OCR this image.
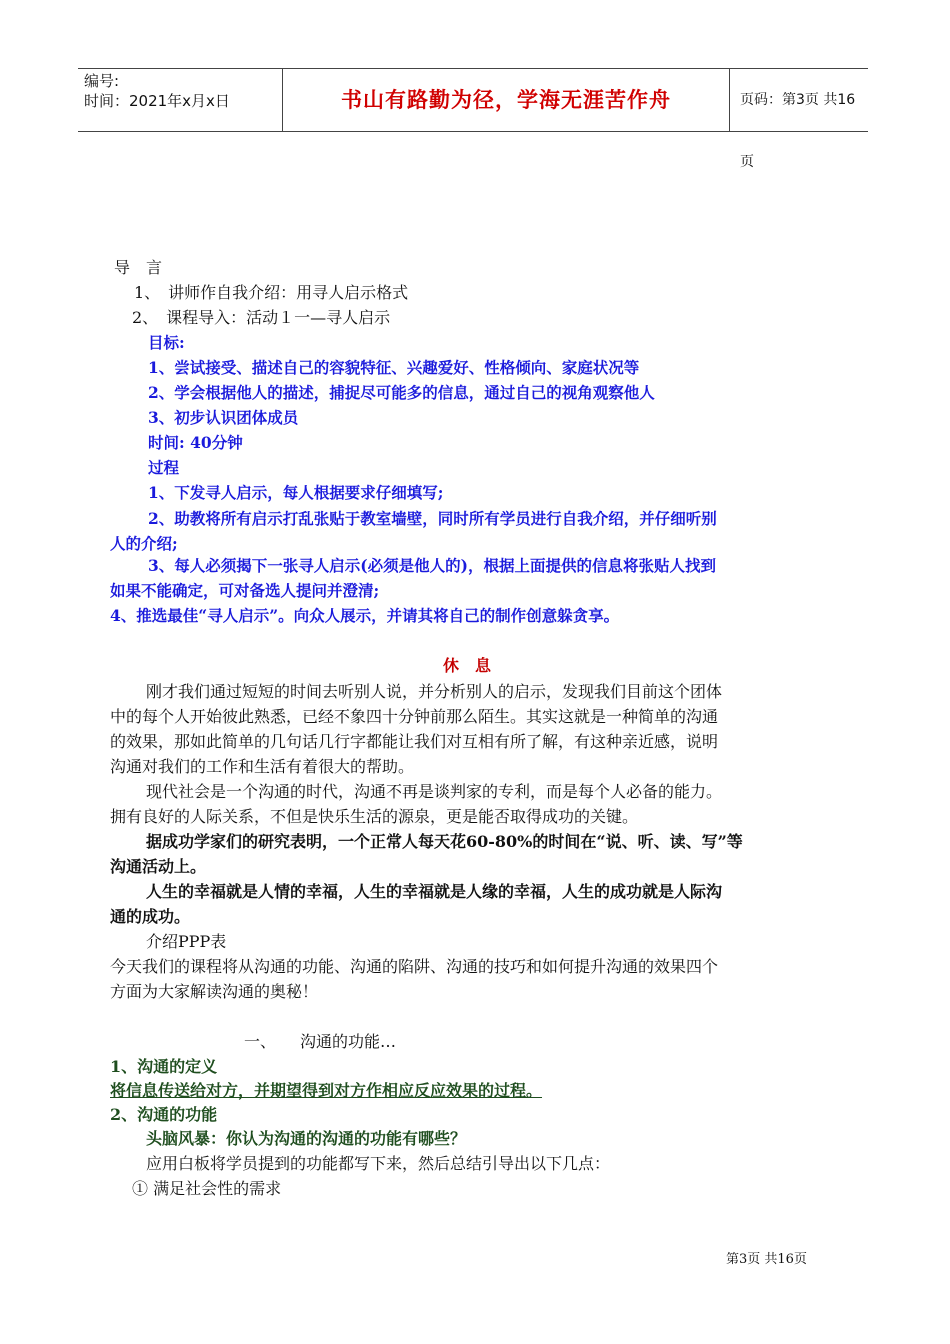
编号:
时间：2021年x月x日	书山有路勤为径，学海无涯苦作舟	页码：第3页 共16页
导　言
1、　讲师作自我介绍：用寻人启示格式
2、　课程导入：活动１一—寻人启示
目标:
1、尝试接受、描述自己的容貌特征、兴趣爱好、性格倾向、家庭状况等
2、学会根据他人的描述，捕捉尽可能多的信息，通过自己的视角观察他人
3、初步认识团体成员
时间: 40分钟
过程
1、下发寻人启示，每人根据要求仔细填写;
2、助教将所有启示打乱张贴于教室墙壁，同时所有学员进行自我介绍，并仔细听别
人的介绍;
3、每人必须揭下一张寻人启示(必须是他人的)，根据上面提供的信息将张贴人找到
如果不能确定，可对备选人提问并澄清;
4、推选最佳“寻人启示”。向众人展示，并请其将自己的制作创意躲贪享。
休　息
刚才我们通过短短的时间去听别人说，并分析别人的启示，发现我们目前这个团体
中的每个人开始彼此熟悉，已经不象四十分钟前那么陌生。其实这就是一种简单的沟通
的效果，那如此简单的几句话几行字都能让我们对互相有所了解，有这种亲近感，说明
沟通对我们的工作和生活有着很大的帮助。
现代社会是一个沟通的时代，沟通不再是谈判家的专利，而是每个人必备的能力。
拥有良好的人际关系，不但是快乐生活的源泉，更是能否取得成功的关键。
据成功学家们的研究表明，一个正常人每天花60-80%的时间在“说、听、读、写”等
沟通活动上。
人生的幸福就是人情的幸福，人生的幸福就是人缘的幸福，人生的成功就是人际沟
通的成功。
介绍PPP表
今天我们的课程将从沟通的功能、沟通的陷阱、沟通的技巧和如何提升沟通的效果四个
方面为大家解读沟通的奥秘！
一、　　沟通的功能…
1、沟通的定义
将信息传送给对方，并期望得到对方作相应反应效果的过程。
2、沟通的功能
头脑风暴：你认为沟通的沟通的功能有哪些？
应用白板将学员提到的功能都写下来，然后总结引导出以下几点：
① 满足社会性的需求
第3页 共16页
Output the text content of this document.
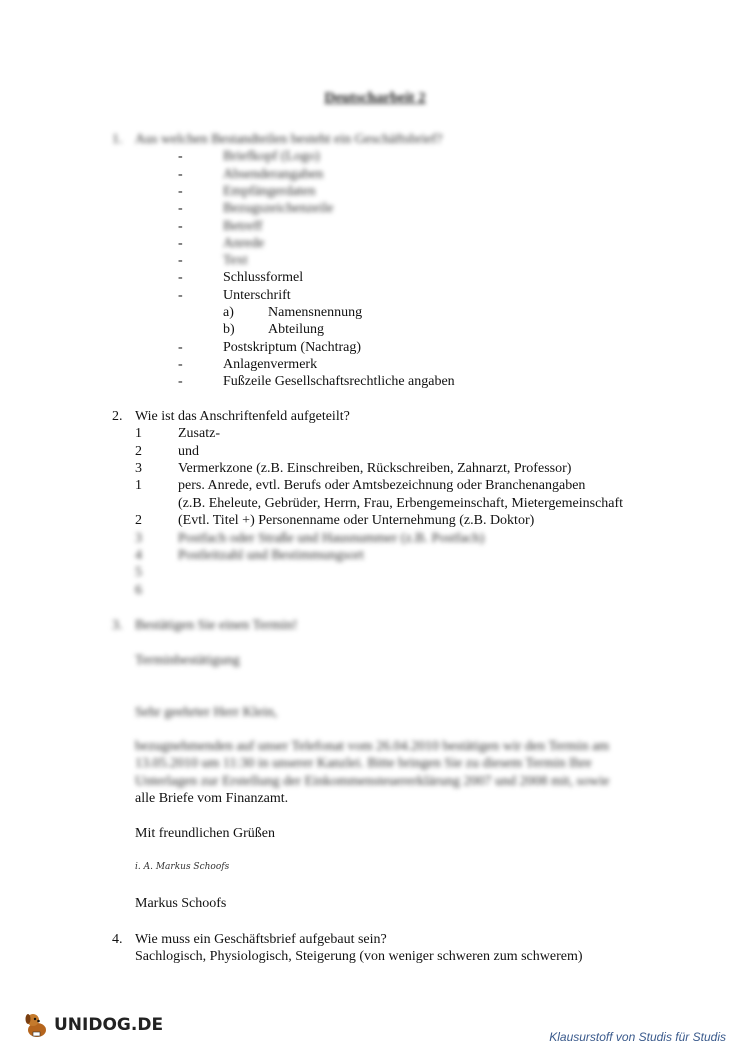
Deutscharbeit 2
1. Aus welchen Bestandteilen besteht ein Geschäftsbrief?
-	Briefkopf (Logo)
-	Absenderangaben
-	Empfängerdaten
-	Bezugszeichenzeile
-	Betreff
-	Anrede
-	Text
-	Schlussformel
-	Unterschrift
a) Namensnennung
b) Abteilung
-	Postskriptum (Nachtrag)
-	Anlagenvermerk
-	Fußzeile Gesellschaftsrechtliche angaben
2. Wie ist das Anschriftenfeld aufgeteilt?
1	Zusatz-
2	und
3	Vermerkzone (z.B. Einschreiben, Rückschreiben, Zahnarzt, Professor)
1	pers. Anrede, evtl. Berufs oder Amtsbezeichnung oder Branchenangaben
(z.B. Eheleute, Gebrüder, Herrn, Frau, Erbengemeinschaft, Mietergemeinschaft
2	(Evtl. Titel +) Personenname oder Unternehmung (z.B. Doktor)
3	Postfach oder Straße und Hausnummer (z.B. Postfach)
4	Postleitzahl und Bestimmungsort
5
6
3. Bestätigen Sie einen Termin!
Terminbestätigung
Sehr geehrter Herr Klein,
bezugnehmenden auf unser Telefonat vom 26.04.2010 bestätigen wir den Termin am
13.05.2010 um 11:30 in unserer Kanzlei. Bitte bringen Sie zu diesem Termin Ihre
Unterlagen zur Erstellung der Einkommensteuererklärung 2007 und 2008 mit, sowie
alle Briefe vom Finanzamt.
Mit freundlichen Grüßen
i. A. Markus Schoofs
Markus Schoofs
4. Wie muss ein Geschäftsbrief aufgebaut sein?
Sachlogisch, Physiologisch, Steigerung (von weniger schweren zum schwerem)
UNIDOG.DE
Klausurstoff von Studis für Studis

* * *

_Directive_
Go through the material above and copy each line that has the word "oder".

_Exercise answer_
1	pers. Anrede, evtl. Berufs oder Amtsbezeichnung oder Branchenangaben
2	(Evtl. Titel +) Personenname oder Unternehmung (z.B. Doktor)
3	Postfach oder Straße und Hausnummer (z.B. Postfach)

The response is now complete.